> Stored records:
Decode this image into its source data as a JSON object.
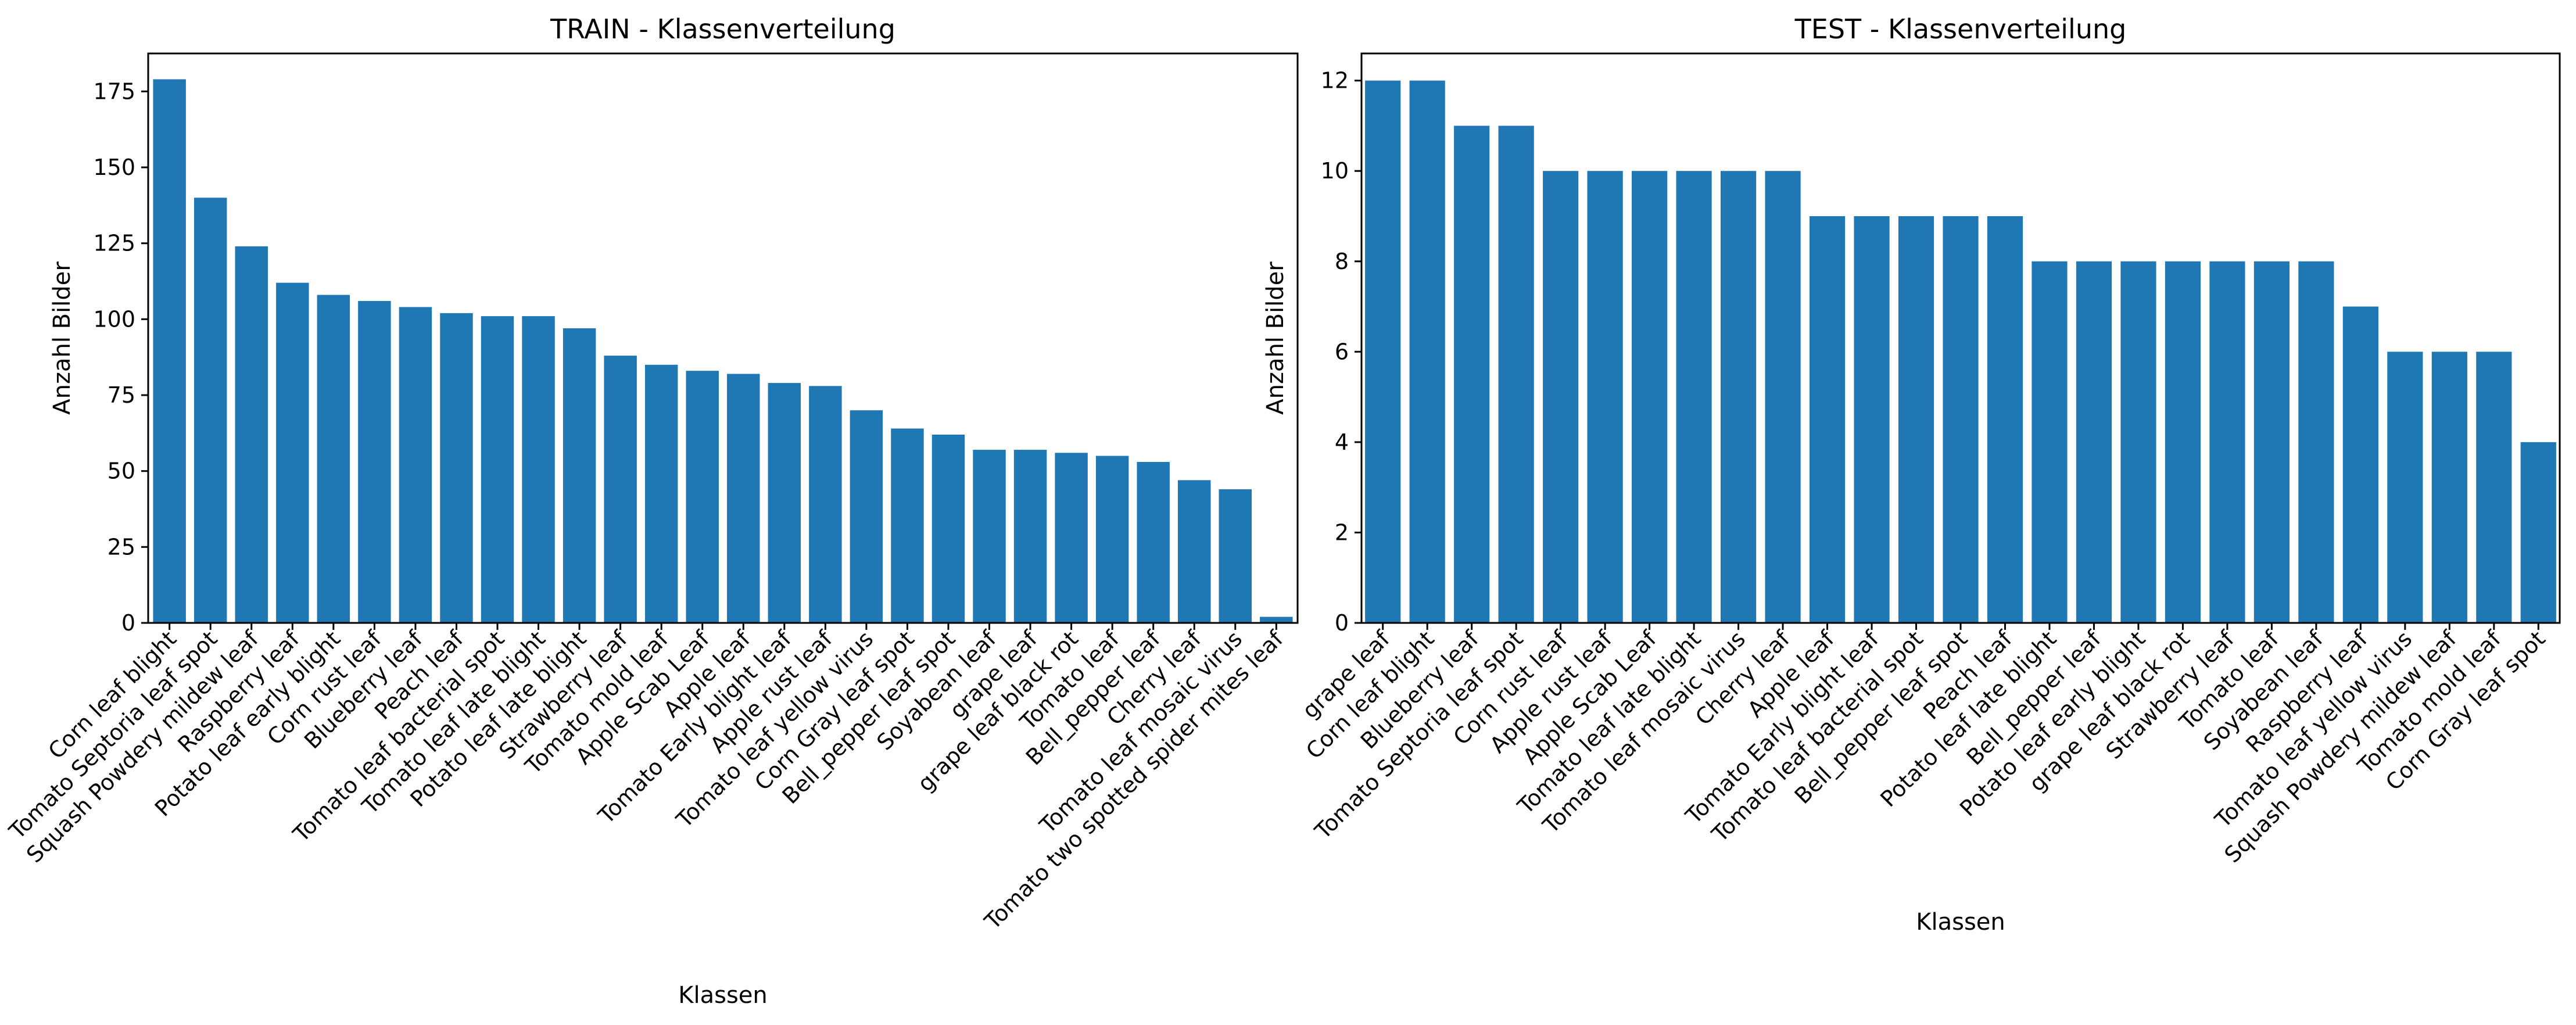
{
  "chart_data": [
    {
      "type": "bar",
      "title": "TRAIN - Klassenverteilung",
      "xlabel": "Klassen",
      "ylabel": "Anzahl Bilder",
      "ylim": [
        0,
        187.5
      ],
      "yticks": [
        0,
        25,
        50,
        75,
        100,
        125,
        150,
        175
      ],
      "bar_color": "#1f77b4",
      "grid": false,
      "legend": "none",
      "categories": [
        "Corn leaf blight",
        "Tomato Septoria leaf spot",
        "Squash Powdery mildew leaf",
        "Raspberry leaf",
        "Potato leaf early blight",
        "Corn rust leaf",
        "Blueberry leaf",
        "Peach leaf",
        "Tomato leaf bacterial spot",
        "Tomato leaf late blight",
        "Potato leaf late blight",
        "Strawberry leaf",
        "Tomato mold leaf",
        "Apple Scab Leaf",
        "Apple leaf",
        "Tomato Early blight leaf",
        "Apple rust leaf",
        "Tomato leaf yellow virus",
        "Corn Gray leaf spot",
        "Bell_pepper leaf spot",
        "Soyabean leaf",
        "grape leaf",
        "grape leaf black rot",
        "Tomato leaf",
        "Bell_pepper leaf",
        "Cherry leaf",
        "Tomato leaf mosaic virus",
        "Tomato two spotted spider mites leaf"
      ],
      "values": [
        179,
        140,
        124,
        112,
        108,
        106,
        104,
        102,
        101,
        101,
        97,
        88,
        85,
        83,
        82,
        79,
        78,
        70,
        64,
        62,
        57,
        57,
        56,
        55,
        53,
        47,
        44,
        2
      ]
    },
    {
      "type": "bar",
      "title": "TEST - Klassenverteilung",
      "xlabel": "Klassen",
      "ylabel": "Anzahl Bilder",
      "ylim": [
        0,
        12.6
      ],
      "yticks": [
        0,
        2,
        4,
        6,
        8,
        10,
        12
      ],
      "bar_color": "#1f77b4",
      "grid": false,
      "legend": "none",
      "categories": [
        "grape leaf",
        "Corn leaf blight",
        "Blueberry leaf",
        "Tomato Septoria leaf spot",
        "Corn rust leaf",
        "Apple rust leaf",
        "Apple Scab Leaf",
        "Tomato leaf late blight",
        "Tomato leaf mosaic virus",
        "Cherry leaf",
        "Apple leaf",
        "Tomato Early blight leaf",
        "Tomato leaf bacterial spot",
        "Bell_pepper leaf spot",
        "Peach leaf",
        "Potato leaf late blight",
        "Bell_pepper leaf",
        "Potato leaf early blight",
        "grape leaf black rot",
        "Strawberry leaf",
        "Tomato leaf",
        "Soyabean leaf",
        "Raspberry leaf",
        "Tomato leaf yellow virus",
        "Squash Powdery mildew leaf",
        "Tomato mold leaf",
        "Corn Gray leaf spot"
      ],
      "values": [
        12,
        12,
        11,
        11,
        10,
        10,
        10,
        10,
        10,
        10,
        9,
        9,
        9,
        9,
        9,
        8,
        8,
        8,
        8,
        8,
        8,
        8,
        7,
        6,
        6,
        6,
        4
      ]
    }
  ]
}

> EXERCISE AIM: Nothing but the text is wanted: repeat the data above exactly, without its images.

> EXERCISE OUTPUT:
Decode this image into its source data as a JSON object.
{
  "chart_data": [
    {
      "type": "bar",
      "title": "TRAIN - Klassenverteilung",
      "xlabel": "Klassen",
      "ylabel": "Anzahl Bilder",
      "ylim": [
        0,
        187.5
      ],
      "yticks": [
        0,
        25,
        50,
        75,
        100,
        125,
        150,
        175
      ],
      "bar_color": "#1f77b4",
      "grid": false,
      "legend": "none",
      "categories": [
        "Corn leaf blight",
        "Tomato Septoria leaf spot",
        "Squash Powdery mildew leaf",
        "Raspberry leaf",
        "Potato leaf early blight",
        "Corn rust leaf",
        "Blueberry leaf",
        "Peach leaf",
        "Tomato leaf bacterial spot",
        "Tomato leaf late blight",
        "Potato leaf late blight",
        "Strawberry leaf",
        "Tomato mold leaf",
        "Apple Scab Leaf",
        "Apple leaf",
        "Tomato Early blight leaf",
        "Apple rust leaf",
        "Tomato leaf yellow virus",
        "Corn Gray leaf spot",
        "Bell_pepper leaf spot",
        "Soyabean leaf",
        "grape leaf",
        "grape leaf black rot",
        "Tomato leaf",
        "Bell_pepper leaf",
        "Cherry leaf",
        "Tomato leaf mosaic virus",
        "Tomato two spotted spider mites leaf"
      ],
      "values": [
        179,
        140,
        124,
        112,
        108,
        106,
        104,
        102,
        101,
        101,
        97,
        88,
        85,
        83,
        82,
        79,
        78,
        70,
        64,
        62,
        57,
        57,
        56,
        55,
        53,
        47,
        44,
        2
      ]
    },
    {
      "type": "bar",
      "title": "TEST - Klassenverteilung",
      "xlabel": "Klassen",
      "ylabel": "Anzahl Bilder",
      "ylim": [
        0,
        12.6
      ],
      "yticks": [
        0,
        2,
        4,
        6,
        8,
        10,
        12
      ],
      "bar_color": "#1f77b4",
      "grid": false,
      "legend": "none",
      "categories": [
        "grape leaf",
        "Corn leaf blight",
        "Blueberry leaf",
        "Tomato Septoria leaf spot",
        "Corn rust leaf",
        "Apple rust leaf",
        "Apple Scab Leaf",
        "Tomato leaf late blight",
        "Tomato leaf mosaic virus",
        "Cherry leaf",
        "Apple leaf",
        "Tomato Early blight leaf",
        "Tomato leaf bacterial spot",
        "Bell_pepper leaf spot",
        "Peach leaf",
        "Potato leaf late blight",
        "Bell_pepper leaf",
        "Potato leaf early blight",
        "grape leaf black rot",
        "Strawberry leaf",
        "Tomato leaf",
        "Soyabean leaf",
        "Raspberry leaf",
        "Tomato leaf yellow virus",
        "Squash Powdery mildew leaf",
        "Tomato mold leaf",
        "Corn Gray leaf spot"
      ],
      "values": [
        12,
        12,
        11,
        11,
        10,
        10,
        10,
        10,
        10,
        10,
        9,
        9,
        9,
        9,
        9,
        8,
        8,
        8,
        8,
        8,
        8,
        8,
        7,
        6,
        6,
        6,
        4
      ]
    }
  ]
}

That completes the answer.